* [REQUIRED WORK]: Reproduce every entry in the listing without alteration.

Stored records
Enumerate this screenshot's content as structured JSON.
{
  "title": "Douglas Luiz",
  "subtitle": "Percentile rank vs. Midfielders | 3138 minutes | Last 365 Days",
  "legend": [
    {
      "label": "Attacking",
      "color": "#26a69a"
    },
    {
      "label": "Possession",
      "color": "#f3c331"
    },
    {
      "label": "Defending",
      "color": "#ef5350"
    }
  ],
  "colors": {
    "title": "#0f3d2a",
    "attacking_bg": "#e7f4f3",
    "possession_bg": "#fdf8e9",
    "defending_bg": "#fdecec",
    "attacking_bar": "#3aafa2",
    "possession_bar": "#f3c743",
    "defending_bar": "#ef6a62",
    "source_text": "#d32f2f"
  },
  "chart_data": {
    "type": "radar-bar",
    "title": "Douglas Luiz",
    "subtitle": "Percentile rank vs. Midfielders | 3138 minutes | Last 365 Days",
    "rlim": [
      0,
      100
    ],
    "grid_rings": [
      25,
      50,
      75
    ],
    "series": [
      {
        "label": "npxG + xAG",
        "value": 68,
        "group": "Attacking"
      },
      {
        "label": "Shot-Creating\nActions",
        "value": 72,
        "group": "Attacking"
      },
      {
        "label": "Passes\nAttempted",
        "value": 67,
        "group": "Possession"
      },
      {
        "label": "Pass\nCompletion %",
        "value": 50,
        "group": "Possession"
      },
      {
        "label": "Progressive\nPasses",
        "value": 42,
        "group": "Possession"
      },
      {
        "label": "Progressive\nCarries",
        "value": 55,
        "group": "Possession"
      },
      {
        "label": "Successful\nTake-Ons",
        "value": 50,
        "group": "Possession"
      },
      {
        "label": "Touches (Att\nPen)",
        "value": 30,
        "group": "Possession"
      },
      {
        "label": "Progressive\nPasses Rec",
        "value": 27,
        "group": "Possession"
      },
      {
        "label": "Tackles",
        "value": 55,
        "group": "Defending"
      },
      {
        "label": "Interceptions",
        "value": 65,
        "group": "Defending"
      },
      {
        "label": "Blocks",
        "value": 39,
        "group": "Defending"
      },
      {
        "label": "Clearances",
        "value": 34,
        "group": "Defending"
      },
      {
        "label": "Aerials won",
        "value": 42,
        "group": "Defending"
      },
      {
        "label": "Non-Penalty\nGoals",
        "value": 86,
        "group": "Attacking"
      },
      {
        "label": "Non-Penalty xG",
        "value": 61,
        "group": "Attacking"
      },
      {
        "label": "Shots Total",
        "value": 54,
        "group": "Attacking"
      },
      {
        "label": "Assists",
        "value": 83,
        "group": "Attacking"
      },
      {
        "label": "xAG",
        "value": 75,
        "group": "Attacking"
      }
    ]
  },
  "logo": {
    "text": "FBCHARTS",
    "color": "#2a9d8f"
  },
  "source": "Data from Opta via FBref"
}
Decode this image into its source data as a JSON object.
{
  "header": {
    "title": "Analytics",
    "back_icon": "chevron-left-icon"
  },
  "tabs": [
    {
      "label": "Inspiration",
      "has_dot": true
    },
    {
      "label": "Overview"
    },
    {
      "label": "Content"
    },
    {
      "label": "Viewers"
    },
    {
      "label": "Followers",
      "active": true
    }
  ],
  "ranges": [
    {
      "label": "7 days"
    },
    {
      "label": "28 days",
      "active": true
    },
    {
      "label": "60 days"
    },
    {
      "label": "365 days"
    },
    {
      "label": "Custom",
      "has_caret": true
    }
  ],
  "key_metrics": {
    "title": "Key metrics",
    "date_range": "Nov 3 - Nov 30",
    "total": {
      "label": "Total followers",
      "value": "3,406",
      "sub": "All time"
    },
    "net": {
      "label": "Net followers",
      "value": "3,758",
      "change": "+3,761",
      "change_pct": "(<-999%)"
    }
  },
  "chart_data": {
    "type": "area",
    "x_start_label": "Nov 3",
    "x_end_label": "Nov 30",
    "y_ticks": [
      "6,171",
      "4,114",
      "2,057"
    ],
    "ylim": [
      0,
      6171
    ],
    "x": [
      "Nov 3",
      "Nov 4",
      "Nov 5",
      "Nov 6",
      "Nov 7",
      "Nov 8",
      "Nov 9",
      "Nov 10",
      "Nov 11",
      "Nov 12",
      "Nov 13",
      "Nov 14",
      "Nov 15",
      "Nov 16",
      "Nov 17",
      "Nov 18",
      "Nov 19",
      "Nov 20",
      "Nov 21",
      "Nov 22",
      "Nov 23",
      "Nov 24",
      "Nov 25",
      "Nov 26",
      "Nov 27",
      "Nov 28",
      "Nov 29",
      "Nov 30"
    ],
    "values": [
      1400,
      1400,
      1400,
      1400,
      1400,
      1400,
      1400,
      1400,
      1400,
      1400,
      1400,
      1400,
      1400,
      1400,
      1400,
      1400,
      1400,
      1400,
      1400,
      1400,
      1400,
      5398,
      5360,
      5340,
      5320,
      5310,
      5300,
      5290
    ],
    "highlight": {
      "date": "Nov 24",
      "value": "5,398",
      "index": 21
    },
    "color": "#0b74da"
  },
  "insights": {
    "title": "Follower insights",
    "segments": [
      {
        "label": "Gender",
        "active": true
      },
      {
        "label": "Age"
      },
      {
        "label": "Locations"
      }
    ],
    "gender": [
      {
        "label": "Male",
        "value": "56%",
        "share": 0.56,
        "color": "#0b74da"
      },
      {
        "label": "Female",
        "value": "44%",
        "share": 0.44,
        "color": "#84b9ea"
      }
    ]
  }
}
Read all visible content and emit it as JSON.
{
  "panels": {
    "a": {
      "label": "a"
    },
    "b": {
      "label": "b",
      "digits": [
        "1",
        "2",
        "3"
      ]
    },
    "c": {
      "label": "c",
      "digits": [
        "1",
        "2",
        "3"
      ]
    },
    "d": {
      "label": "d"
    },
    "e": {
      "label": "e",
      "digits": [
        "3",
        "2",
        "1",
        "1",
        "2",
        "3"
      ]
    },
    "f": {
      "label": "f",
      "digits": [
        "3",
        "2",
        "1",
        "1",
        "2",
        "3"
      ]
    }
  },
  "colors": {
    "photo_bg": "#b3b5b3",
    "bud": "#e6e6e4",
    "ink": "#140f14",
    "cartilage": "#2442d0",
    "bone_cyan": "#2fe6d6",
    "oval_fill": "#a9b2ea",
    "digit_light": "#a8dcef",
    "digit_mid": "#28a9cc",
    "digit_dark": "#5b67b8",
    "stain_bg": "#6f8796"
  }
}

* [ANSWER TO THIS PROBLEM]:
Enumerate this screenshot's content as structured JSON.
{
  "title": "Douglas Luiz",
  "subtitle": "Percentile rank vs. Midfielders | 3138 minutes | Last 365 Days",
  "legend": [
    {
      "label": "Attacking",
      "color": "#26a69a"
    },
    {
      "label": "Possession",
      "color": "#f3c331"
    },
    {
      "label": "Defending",
      "color": "#ef5350"
    }
  ],
  "colors": {
    "title": "#0f3d2a",
    "attacking_bg": "#e7f4f3",
    "possession_bg": "#fdf8e9",
    "defending_bg": "#fdecec",
    "attacking_bar": "#3aafa2",
    "possession_bar": "#f3c743",
    "defending_bar": "#ef6a62",
    "source_text": "#d32f2f"
  },
  "chart_data": {
    "type": "radar-bar",
    "title": "Douglas Luiz",
    "subtitle": "Percentile rank vs. Midfielders | 3138 minutes | Last 365 Days",
    "rlim": [
      0,
      100
    ],
    "grid_rings": [
      25,
      50,
      75
    ],
    "series": [
      {
        "label": "npxG + xAG",
        "value": 68,
        "group": "Attacking"
      },
      {
        "label": "Shot-Creating\nActions",
        "value": 72,
        "group": "Attacking"
      },
      {
        "label": "Passes\nAttempted",
        "value": 67,
        "group": "Possession"
      },
      {
        "label": "Pass\nCompletion %",
        "value": 50,
        "group": "Possession"
      },
      {
        "label": "Progressive\nPasses",
        "value": 42,
        "group": "Possession"
      },
      {
        "label": "Progressive\nCarries",
        "value": 55,
        "group": "Possession"
      },
      {
        "label": "Successful\nTake-Ons",
        "value": 50,
        "group": "Possession"
      },
      {
        "label": "Touches (Att\nPen)",
        "value": 30,
        "group": "Possession"
      },
      {
        "label": "Progressive\nPasses Rec",
        "value": 27,
        "group": "Possession"
      },
      {
        "label": "Tackles",
        "value": 55,
        "group": "Defending"
      },
      {
        "label": "Interceptions",
        "value": 65,
        "group": "Defending"
      },
      {
        "label": "Blocks",
        "value": 39,
        "group": "Defending"
      },
      {
        "label": "Clearances",
        "value": 34,
        "group": "Defending"
      },
      {
        "label": "Aerials won",
        "value": 42,
        "group": "Defending"
      },
      {
        "label": "Non-Penalty\nGoals",
        "value": 86,
        "group": "Attacking"
      },
      {
        "label": "Non-Penalty xG",
        "value": 61,
        "group": "Attacking"
      },
      {
        "label": "Shots Total",
        "value": 54,
        "group": "Attacking"
      },
      {
        "label": "Assists",
        "value": 83,
        "group": "Attacking"
      },
      {
        "label": "xAG",
        "value": 75,
        "group": "Attacking"
      }
    ]
  },
  "logo": {
    "text": "FBCHARTS",
    "color": "#2a9d8f"
  },
  "source": "Data from Opta via FBref"
}
Decode this image into its source data as a JSON object.
{
  "header": {
    "title": "Analytics",
    "back_icon": "chevron-left-icon"
  },
  "tabs": [
    {
      "label": "Inspiration",
      "has_dot": true
    },
    {
      "label": "Overview"
    },
    {
      "label": "Content"
    },
    {
      "label": "Viewers"
    },
    {
      "label": "Followers",
      "active": true
    }
  ],
  "ranges": [
    {
      "label": "7 days"
    },
    {
      "label": "28 days",
      "active": true
    },
    {
      "label": "60 days"
    },
    {
      "label": "365 days"
    },
    {
      "label": "Custom",
      "has_caret": true
    }
  ],
  "key_metrics": {
    "title": "Key metrics",
    "date_range": "Nov 3 - Nov 30",
    "total": {
      "label": "Total followers",
      "value": "3,406",
      "sub": "All time"
    },
    "net": {
      "label": "Net followers",
      "value": "3,758",
      "change": "+3,761",
      "change_pct": "(<-999%)"
    }
  },
  "chart_data": {
    "type": "area",
    "x_start_label": "Nov 3",
    "x_end_label": "Nov 30",
    "y_ticks": [
      "6,171",
      "4,114",
      "2,057"
    ],
    "ylim": [
      0,
      6171
    ],
    "x": [
      "Nov 3",
      "Nov 4",
      "Nov 5",
      "Nov 6",
      "Nov 7",
      "Nov 8",
      "Nov 9",
      "Nov 10",
      "Nov 11",
      "Nov 12",
      "Nov 13",
      "Nov 14",
      "Nov 15",
      "Nov 16",
      "Nov 17",
      "Nov 18",
      "Nov 19",
      "Nov 20",
      "Nov 21",
      "Nov 22",
      "Nov 23",
      "Nov 24",
      "Nov 25",
      "Nov 26",
      "Nov 27",
      "Nov 28",
      "Nov 29",
      "Nov 30"
    ],
    "values": [
      1400,
      1400,
      1400,
      1400,
      1400,
      1400,
      1400,
      1400,
      1400,
      1400,
      1400,
      1400,
      1400,
      1400,
      1400,
      1400,
      1400,
      1400,
      1400,
      1400,
      1400,
      5398,
      5360,
      5340,
      5320,
      5310,
      5300,
      5290
    ],
    "highlight": {
      "date": "Nov 24",
      "value": "5,398",
      "index": 21
    },
    "color": "#0b74da"
  },
  "insights": {
    "title": "Follower insights",
    "segments": [
      {
        "label": "Gender",
        "active": true
      },
      {
        "label": "Age"
      },
      {
        "label": "Locations"
      }
    ],
    "gender": [
      {
        "label": "Male",
        "value": "56%",
        "share": 0.56,
        "color": "#0b74da"
      },
      {
        "label": "Female",
        "value": "44%",
        "share": 0.44,
        "color": "#84b9ea"
      }
    ]
  }
}
Read all visible content and emit it as JSON.
{
  "panels": {
    "a": {
      "label": "a"
    },
    "b": {
      "label": "b",
      "digits": [
        "1",
        "2",
        "3"
      ]
    },
    "c": {
      "label": "c",
      "digits": [
        "1",
        "2",
        "3"
      ]
    },
    "d": {
      "label": "d"
    },
    "e": {
      "label": "e",
      "digits": [
        "3",
        "2",
        "1",
        "1",
        "2",
        "3"
      ]
    },
    "f": {
      "label": "f",
      "digits": [
        "3",
        "2",
        "1",
        "1",
        "2",
        "3"
      ]
    }
  },
  "colors": {
    "photo_bg": "#b3b5b3",
    "bud": "#e6e6e4",
    "ink": "#140f14",
    "cartilage": "#2442d0",
    "bone_cyan": "#2fe6d6",
    "oval_fill": "#a9b2ea",
    "digit_light": "#a8dcef",
    "digit_mid": "#28a9cc",
    "digit_dark": "#5b67b8",
    "stain_bg": "#6f8796"
  }
}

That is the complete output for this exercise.